- Task goal: Skip the pictures and quote all of the lines exactly.

----- Exercise materials

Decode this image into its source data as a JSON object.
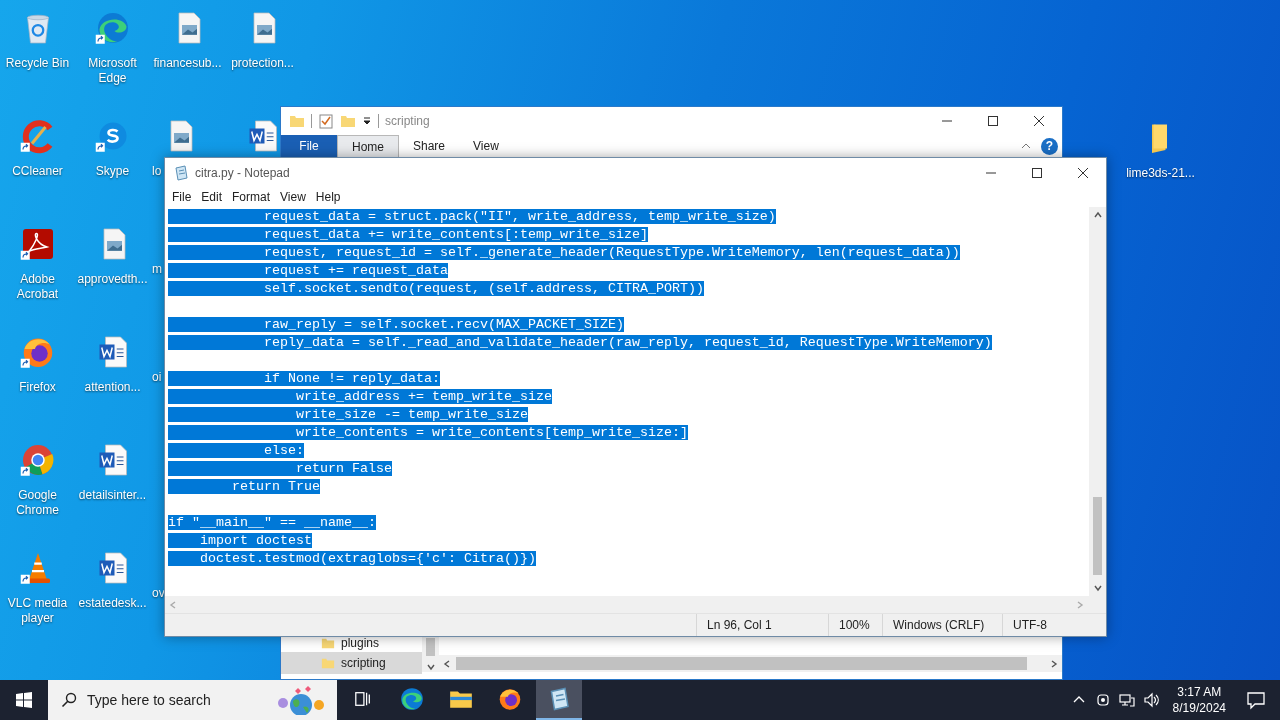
{
  "desktop_rows": [
    [
      {
        "label": "Recycle Bin",
        "kind": "recycle",
        "clipped": false
      },
      {
        "label": "Microsoft Edge",
        "kind": "edge",
        "clipped": false
      },
      {
        "label": "financesub...",
        "kind": "picture-file",
        "clipped": false
      },
      {
        "label": "protection...",
        "kind": "picture-file",
        "clipped": false
      }
    ],
    [
      {
        "label": "CCleaner",
        "kind": "ccleaner",
        "clipped": false
      },
      {
        "label": "Skype",
        "kind": "skype",
        "clipped": false
      },
      {
        "label": "lo",
        "kind": "picture-file",
        "clipped": true
      },
      {
        "kind": "word-file",
        "clipped": false
      }
    ],
    [
      {
        "label": "Adobe Acrobat",
        "kind": "acrobat",
        "clipped": false
      },
      {
        "label": "approvedth...",
        "kind": "picture-file",
        "clipped": false
      },
      {
        "label": "m",
        "kind": "none",
        "clipped": true
      }
    ],
    [
      {
        "label": "Firefox",
        "kind": "firefox",
        "clipped": false
      },
      {
        "label": "attention...",
        "kind": "word-file",
        "clipped": false
      },
      {
        "label": "oi",
        "kind": "none",
        "clipped": true
      }
    ],
    [
      {
        "label": "Google Chrome",
        "kind": "chrome",
        "clipped": false
      },
      {
        "label": "detailsinter...",
        "kind": "word-file",
        "clipped": false
      }
    ],
    [
      {
        "label": "VLC media player",
        "kind": "vlc",
        "clipped": false
      },
      {
        "label": "estatedesk...",
        "kind": "word-file",
        "clipped": false
      },
      {
        "label": "ov",
        "kind": "none",
        "clipped": true
      }
    ]
  ],
  "desktop_right_icon": {
    "label": "lime3ds-21...",
    "kind": "folder"
  },
  "explorer": {
    "title": "scripting",
    "help": "?",
    "ribbon_tabs": [
      {
        "label": "File",
        "kind": "menu"
      },
      {
        "label": "Home",
        "kind": "tab",
        "selected": true
      },
      {
        "label": "Share",
        "kind": "tab",
        "selected": false
      },
      {
        "label": "View",
        "kind": "tab",
        "selected": false
      }
    ],
    "nav_items": [
      {
        "label": "plugins",
        "selected": false
      },
      {
        "label": "scripting",
        "selected": true
      }
    ]
  },
  "notepad": {
    "title": "citra.py - Notepad",
    "menu": [
      "File",
      "Edit",
      "Format",
      "View",
      "Help"
    ],
    "lines": [
      {
        "kind": "code",
        "text": "            request_data = struct.pack(\"II\", write_address, temp_write_size)",
        "selected": true
      },
      {
        "kind": "code",
        "text": "            request_data += write_contents[:temp_write_size]",
        "selected": true
      },
      {
        "kind": "code",
        "text": "            request, request_id = self._generate_header(RequestType.WriteMemory, len(request_data))",
        "selected": true
      },
      {
        "kind": "code",
        "text": "            request += request_data",
        "selected": true
      },
      {
        "kind": "code",
        "text": "            self.socket.sendto(request, (self.address, CITRA_PORT))",
        "selected": true
      },
      {
        "kind": "blank"
      },
      {
        "kind": "code",
        "text": "            raw_reply = self.socket.recv(MAX_PACKET_SIZE)",
        "selected": true
      },
      {
        "kind": "code",
        "text": "            reply_data = self._read_and_validate_header(raw_reply, request_id, RequestType.WriteMemory)",
        "selected": true
      },
      {
        "kind": "blank"
      },
      {
        "kind": "code",
        "text": "            if None != reply_data:",
        "selected": true
      },
      {
        "kind": "code",
        "text": "                write_address += temp_write_size",
        "selected": true
      },
      {
        "kind": "code",
        "text": "                write_size -= temp_write_size",
        "selected": true
      },
      {
        "kind": "code",
        "text": "                write_contents = write_contents[temp_write_size:]",
        "selected": true
      },
      {
        "kind": "code",
        "text": "            else:",
        "selected": true
      },
      {
        "kind": "code",
        "text": "                return False",
        "selected": true
      },
      {
        "kind": "code",
        "text": "        return True",
        "selected": true
      },
      {
        "kind": "blank"
      },
      {
        "kind": "code",
        "text": "if \"__main__\" == __name__:",
        "selected": true
      },
      {
        "kind": "code",
        "text": "    import doctest",
        "selected": true
      },
      {
        "kind": "code",
        "text": "    doctest.testmod(extraglobs={'c': Citra()})",
        "selected": true
      }
    ],
    "status": {
      "position": "Ln 96, Col 1",
      "zoom": "100%",
      "line_endings": "Windows (CRLF)",
      "encoding": "UTF-8"
    }
  },
  "taskbar": {
    "search_placeholder": "Type here to search",
    "apps": [
      {
        "kind": "task-view",
        "selected": false
      },
      {
        "kind": "edge",
        "selected": false
      },
      {
        "kind": "explorer",
        "selected": false
      },
      {
        "kind": "firefox",
        "selected": false
      },
      {
        "kind": "notepad",
        "selected": true
      }
    ],
    "time": "3:17 AM",
    "date": "8/19/2024"
  }
}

----------

- Completed exercise:
Decode this image into its source data as a JSON object.
{
  "desktop_rows": [
    [
      {
        "label": "Recycle Bin",
        "kind": "recycle",
        "clipped": false
      },
      {
        "label": "Microsoft Edge",
        "kind": "edge",
        "clipped": false
      },
      {
        "label": "financesub...",
        "kind": "picture-file",
        "clipped": false
      },
      {
        "label": "protection...",
        "kind": "picture-file",
        "clipped": false
      }
    ],
    [
      {
        "label": "CCleaner",
        "kind": "ccleaner",
        "clipped": false
      },
      {
        "label": "Skype",
        "kind": "skype",
        "clipped": false
      },
      {
        "label": "lo",
        "kind": "picture-file",
        "clipped": true
      },
      {
        "kind": "word-file",
        "clipped": false
      }
    ],
    [
      {
        "label": "Adobe Acrobat",
        "kind": "acrobat",
        "clipped": false
      },
      {
        "label": "approvedth...",
        "kind": "picture-file",
        "clipped": false
      },
      {
        "label": "m",
        "kind": "none",
        "clipped": true
      }
    ],
    [
      {
        "label": "Firefox",
        "kind": "firefox",
        "clipped": false
      },
      {
        "label": "attention...",
        "kind": "word-file",
        "clipped": false
      },
      {
        "label": "oi",
        "kind": "none",
        "clipped": true
      }
    ],
    [
      {
        "label": "Google Chrome",
        "kind": "chrome",
        "clipped": false
      },
      {
        "label": "detailsinter...",
        "kind": "word-file",
        "clipped": false
      }
    ],
    [
      {
        "label": "VLC media player",
        "kind": "vlc",
        "clipped": false
      },
      {
        "label": "estatedesk...",
        "kind": "word-file",
        "clipped": false
      },
      {
        "label": "ov",
        "kind": "none",
        "clipped": true
      }
    ]
  ],
  "desktop_right_icon": {
    "label": "lime3ds-21...",
    "kind": "folder"
  },
  "explorer": {
    "title": "scripting",
    "help": "?",
    "ribbon_tabs": [
      {
        "label": "File",
        "kind": "menu"
      },
      {
        "label": "Home",
        "kind": "tab",
        "selected": true
      },
      {
        "label": "Share",
        "kind": "tab",
        "selected": false
      },
      {
        "label": "View",
        "kind": "tab",
        "selected": false
      }
    ],
    "nav_items": [
      {
        "label": "plugins",
        "selected": false
      },
      {
        "label": "scripting",
        "selected": true
      }
    ]
  },
  "notepad": {
    "title": "citra.py - Notepad",
    "menu": [
      "File",
      "Edit",
      "Format",
      "View",
      "Help"
    ],
    "lines": [
      {
        "kind": "code",
        "text": "            request_data = struct.pack(\"II\", write_address, temp_write_size)",
        "selected": true
      },
      {
        "kind": "code",
        "text": "            request_data += write_contents[:temp_write_size]",
        "selected": true
      },
      {
        "kind": "code",
        "text": "            request, request_id = self._generate_header(RequestType.WriteMemory, len(request_data))",
        "selected": true
      },
      {
        "kind": "code",
        "text": "            request += request_data",
        "selected": true
      },
      {
        "kind": "code",
        "text": "            self.socket.sendto(request, (self.address, CITRA_PORT))",
        "selected": true
      },
      {
        "kind": "blank"
      },
      {
        "kind": "code",
        "text": "            raw_reply = self.socket.recv(MAX_PACKET_SIZE)",
        "selected": true
      },
      {
        "kind": "code",
        "text": "            reply_data = self._read_and_validate_header(raw_reply, request_id, RequestType.WriteMemory)",
        "selected": true
      },
      {
        "kind": "blank"
      },
      {
        "kind": "code",
        "text": "            if None != reply_data:",
        "selected": true
      },
      {
        "kind": "code",
        "text": "                write_address += temp_write_size",
        "selected": true
      },
      {
        "kind": "code",
        "text": "                write_size -= temp_write_size",
        "selected": true
      },
      {
        "kind": "code",
        "text": "                write_contents = write_contents[temp_write_size:]",
        "selected": true
      },
      {
        "kind": "code",
        "text": "            else:",
        "selected": true
      },
      {
        "kind": "code",
        "text": "                return False",
        "selected": true
      },
      {
        "kind": "code",
        "text": "        return True",
        "selected": true
      },
      {
        "kind": "blank"
      },
      {
        "kind": "code",
        "text": "if \"__main__\" == __name__:",
        "selected": true
      },
      {
        "kind": "code",
        "text": "    import doctest",
        "selected": true
      },
      {
        "kind": "code",
        "text": "    doctest.testmod(extraglobs={'c': Citra()})",
        "selected": true
      }
    ],
    "status": {
      "position": "Ln 96, Col 1",
      "zoom": "100%",
      "line_endings": "Windows (CRLF)",
      "encoding": "UTF-8"
    }
  },
  "taskbar": {
    "search_placeholder": "Type here to search",
    "apps": [
      {
        "kind": "task-view",
        "selected": false
      },
      {
        "kind": "edge",
        "selected": false
      },
      {
        "kind": "explorer",
        "selected": false
      },
      {
        "kind": "firefox",
        "selected": false
      },
      {
        "kind": "notepad",
        "selected": true
      }
    ],
    "time": "3:17 AM",
    "date": "8/19/2024"
  }
}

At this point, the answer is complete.